> Given task
Find each line in the following listing that has the string "with", then state the count and nothing else.

> Raw records

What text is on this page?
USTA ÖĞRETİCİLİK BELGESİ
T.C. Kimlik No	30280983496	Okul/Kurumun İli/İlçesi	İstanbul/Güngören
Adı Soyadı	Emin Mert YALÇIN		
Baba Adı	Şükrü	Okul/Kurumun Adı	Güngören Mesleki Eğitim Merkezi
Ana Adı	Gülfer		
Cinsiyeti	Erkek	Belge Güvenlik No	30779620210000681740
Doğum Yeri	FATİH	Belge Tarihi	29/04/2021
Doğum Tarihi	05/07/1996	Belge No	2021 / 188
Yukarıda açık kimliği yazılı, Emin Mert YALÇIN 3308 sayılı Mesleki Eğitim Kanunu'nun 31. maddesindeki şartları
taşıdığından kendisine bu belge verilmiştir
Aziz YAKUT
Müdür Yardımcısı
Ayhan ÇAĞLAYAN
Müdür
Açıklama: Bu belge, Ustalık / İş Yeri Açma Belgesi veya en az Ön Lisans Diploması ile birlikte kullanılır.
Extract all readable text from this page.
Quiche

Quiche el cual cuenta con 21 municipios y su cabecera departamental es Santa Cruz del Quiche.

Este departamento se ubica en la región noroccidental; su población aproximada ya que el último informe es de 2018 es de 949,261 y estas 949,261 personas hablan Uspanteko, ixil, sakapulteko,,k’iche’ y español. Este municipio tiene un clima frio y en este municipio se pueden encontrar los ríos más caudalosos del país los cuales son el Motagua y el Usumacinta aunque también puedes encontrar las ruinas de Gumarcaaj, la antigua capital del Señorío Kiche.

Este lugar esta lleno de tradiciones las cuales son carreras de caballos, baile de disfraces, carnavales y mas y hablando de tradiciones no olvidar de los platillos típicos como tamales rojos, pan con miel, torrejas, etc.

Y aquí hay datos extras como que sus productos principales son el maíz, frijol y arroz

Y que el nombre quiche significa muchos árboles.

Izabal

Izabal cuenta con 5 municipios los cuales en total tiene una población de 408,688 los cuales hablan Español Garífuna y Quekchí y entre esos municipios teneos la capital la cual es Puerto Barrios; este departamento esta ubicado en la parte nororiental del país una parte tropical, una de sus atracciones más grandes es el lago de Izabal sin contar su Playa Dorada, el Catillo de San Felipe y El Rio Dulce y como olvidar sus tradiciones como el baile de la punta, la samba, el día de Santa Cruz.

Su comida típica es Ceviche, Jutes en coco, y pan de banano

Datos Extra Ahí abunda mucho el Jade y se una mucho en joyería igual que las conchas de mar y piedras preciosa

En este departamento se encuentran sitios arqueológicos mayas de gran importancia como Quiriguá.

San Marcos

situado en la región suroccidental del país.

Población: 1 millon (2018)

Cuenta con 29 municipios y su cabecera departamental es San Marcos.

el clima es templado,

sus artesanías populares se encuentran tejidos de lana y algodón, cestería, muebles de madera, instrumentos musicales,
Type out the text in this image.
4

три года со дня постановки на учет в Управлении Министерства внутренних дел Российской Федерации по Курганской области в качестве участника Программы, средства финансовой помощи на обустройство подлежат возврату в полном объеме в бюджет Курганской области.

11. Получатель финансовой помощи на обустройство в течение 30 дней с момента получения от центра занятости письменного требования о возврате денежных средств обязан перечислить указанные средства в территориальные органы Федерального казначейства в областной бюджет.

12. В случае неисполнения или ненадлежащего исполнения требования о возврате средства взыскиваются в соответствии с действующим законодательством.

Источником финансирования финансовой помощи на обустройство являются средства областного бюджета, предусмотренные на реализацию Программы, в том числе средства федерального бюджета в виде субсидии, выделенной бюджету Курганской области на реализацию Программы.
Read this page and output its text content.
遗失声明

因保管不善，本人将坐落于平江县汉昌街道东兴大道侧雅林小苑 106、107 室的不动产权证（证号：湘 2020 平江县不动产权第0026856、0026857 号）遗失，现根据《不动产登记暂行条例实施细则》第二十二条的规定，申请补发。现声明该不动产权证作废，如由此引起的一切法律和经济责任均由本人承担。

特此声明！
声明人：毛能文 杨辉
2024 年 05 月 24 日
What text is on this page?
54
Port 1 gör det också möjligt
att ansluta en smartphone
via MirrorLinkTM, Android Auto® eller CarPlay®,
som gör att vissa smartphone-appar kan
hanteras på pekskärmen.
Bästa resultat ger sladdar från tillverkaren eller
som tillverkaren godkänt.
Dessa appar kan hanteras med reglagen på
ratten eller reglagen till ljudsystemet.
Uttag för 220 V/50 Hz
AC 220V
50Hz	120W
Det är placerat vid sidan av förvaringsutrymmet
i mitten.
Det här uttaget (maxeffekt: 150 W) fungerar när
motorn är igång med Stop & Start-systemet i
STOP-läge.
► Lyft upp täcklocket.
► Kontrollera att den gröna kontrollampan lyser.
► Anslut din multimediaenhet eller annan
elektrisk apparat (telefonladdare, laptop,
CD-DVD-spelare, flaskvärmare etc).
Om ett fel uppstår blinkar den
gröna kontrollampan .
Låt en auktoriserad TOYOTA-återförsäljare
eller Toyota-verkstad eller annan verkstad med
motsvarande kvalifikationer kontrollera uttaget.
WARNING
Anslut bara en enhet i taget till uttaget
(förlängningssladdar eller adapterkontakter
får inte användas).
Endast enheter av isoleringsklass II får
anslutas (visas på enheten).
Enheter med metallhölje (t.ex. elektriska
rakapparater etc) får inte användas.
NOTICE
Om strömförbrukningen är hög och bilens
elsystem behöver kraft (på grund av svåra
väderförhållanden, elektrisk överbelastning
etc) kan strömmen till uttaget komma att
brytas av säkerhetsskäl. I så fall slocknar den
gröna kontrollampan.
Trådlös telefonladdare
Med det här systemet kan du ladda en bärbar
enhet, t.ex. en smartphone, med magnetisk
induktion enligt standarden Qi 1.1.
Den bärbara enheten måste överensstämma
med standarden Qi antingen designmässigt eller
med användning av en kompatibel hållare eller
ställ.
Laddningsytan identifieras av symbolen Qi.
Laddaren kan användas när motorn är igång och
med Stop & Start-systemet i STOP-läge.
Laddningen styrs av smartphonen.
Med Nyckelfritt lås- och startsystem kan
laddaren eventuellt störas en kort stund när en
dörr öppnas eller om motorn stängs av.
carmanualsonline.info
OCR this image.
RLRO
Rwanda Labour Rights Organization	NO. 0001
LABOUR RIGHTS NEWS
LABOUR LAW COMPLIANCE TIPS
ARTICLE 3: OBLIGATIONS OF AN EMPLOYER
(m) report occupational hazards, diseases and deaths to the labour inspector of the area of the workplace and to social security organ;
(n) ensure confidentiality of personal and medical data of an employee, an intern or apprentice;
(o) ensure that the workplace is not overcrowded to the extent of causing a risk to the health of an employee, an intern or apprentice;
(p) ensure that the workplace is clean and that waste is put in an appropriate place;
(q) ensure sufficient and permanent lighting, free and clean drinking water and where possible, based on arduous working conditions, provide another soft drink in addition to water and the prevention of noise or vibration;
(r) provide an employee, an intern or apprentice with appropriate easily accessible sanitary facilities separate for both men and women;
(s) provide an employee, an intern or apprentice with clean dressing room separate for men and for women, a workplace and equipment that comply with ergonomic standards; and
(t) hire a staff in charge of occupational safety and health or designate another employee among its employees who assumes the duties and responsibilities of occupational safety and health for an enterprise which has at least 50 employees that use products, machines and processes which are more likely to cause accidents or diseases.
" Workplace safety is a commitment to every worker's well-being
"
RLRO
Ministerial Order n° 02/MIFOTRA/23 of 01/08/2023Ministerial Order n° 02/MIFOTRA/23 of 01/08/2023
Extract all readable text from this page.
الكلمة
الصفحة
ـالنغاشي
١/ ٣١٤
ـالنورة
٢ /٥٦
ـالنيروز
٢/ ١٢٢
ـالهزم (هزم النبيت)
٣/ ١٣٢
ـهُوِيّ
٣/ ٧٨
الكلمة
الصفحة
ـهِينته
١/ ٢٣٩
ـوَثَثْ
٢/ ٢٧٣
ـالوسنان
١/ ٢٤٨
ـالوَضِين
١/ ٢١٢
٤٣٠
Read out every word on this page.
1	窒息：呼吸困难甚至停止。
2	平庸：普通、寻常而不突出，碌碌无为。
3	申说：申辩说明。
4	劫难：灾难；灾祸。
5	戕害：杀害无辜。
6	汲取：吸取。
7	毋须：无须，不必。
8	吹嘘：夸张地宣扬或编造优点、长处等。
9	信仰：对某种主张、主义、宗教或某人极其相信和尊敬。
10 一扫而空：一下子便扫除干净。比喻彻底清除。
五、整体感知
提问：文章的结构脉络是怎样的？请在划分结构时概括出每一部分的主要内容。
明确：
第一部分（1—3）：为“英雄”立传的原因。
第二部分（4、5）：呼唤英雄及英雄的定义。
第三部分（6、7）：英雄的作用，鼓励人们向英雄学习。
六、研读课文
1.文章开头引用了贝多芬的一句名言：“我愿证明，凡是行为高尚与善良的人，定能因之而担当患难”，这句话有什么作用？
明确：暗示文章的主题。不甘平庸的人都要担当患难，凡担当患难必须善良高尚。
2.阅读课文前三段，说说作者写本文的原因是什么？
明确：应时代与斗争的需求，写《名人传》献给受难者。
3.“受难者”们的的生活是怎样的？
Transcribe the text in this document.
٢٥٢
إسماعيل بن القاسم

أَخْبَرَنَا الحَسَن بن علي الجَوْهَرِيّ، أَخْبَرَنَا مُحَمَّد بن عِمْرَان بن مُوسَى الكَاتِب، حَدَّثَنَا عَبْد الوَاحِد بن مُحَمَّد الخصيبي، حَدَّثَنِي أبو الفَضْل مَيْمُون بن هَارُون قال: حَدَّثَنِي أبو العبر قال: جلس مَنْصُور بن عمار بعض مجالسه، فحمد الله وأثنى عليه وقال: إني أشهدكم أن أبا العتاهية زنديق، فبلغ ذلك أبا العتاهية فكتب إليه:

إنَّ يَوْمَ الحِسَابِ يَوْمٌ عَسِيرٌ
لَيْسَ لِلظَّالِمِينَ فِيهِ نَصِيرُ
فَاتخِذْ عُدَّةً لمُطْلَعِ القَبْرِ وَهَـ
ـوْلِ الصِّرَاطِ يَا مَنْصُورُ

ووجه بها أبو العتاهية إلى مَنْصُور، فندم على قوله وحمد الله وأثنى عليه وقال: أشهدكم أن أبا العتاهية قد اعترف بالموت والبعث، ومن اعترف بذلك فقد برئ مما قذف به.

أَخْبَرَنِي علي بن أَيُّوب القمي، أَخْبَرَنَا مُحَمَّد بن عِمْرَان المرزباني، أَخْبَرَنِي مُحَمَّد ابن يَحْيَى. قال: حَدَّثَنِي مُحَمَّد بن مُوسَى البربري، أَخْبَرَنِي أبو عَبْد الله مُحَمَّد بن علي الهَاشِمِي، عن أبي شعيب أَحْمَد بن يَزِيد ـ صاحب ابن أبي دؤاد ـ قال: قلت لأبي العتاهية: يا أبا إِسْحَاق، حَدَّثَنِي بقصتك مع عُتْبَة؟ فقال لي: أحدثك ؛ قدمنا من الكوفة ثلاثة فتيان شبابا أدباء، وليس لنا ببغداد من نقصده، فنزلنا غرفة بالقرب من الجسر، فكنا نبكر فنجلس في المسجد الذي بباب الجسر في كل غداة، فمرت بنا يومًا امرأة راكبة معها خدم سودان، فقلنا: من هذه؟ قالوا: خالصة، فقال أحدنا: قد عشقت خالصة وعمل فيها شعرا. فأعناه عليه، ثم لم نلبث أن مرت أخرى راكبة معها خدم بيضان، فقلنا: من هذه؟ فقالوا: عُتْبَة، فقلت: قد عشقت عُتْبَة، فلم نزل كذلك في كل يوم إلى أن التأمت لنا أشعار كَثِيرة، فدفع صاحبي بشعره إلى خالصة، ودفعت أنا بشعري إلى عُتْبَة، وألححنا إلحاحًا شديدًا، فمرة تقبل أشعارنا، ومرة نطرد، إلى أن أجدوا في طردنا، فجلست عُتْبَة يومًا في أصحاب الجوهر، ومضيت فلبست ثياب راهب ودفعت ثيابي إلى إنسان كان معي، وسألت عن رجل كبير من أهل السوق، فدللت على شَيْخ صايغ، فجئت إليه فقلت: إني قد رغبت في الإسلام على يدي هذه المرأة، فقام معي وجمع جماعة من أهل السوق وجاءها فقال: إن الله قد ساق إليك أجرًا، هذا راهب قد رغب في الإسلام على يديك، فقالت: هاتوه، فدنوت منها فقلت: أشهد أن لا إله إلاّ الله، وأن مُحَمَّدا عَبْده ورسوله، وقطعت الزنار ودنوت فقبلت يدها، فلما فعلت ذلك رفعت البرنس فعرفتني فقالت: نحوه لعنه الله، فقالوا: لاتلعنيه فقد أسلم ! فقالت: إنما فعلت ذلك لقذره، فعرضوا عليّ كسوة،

> Full response
2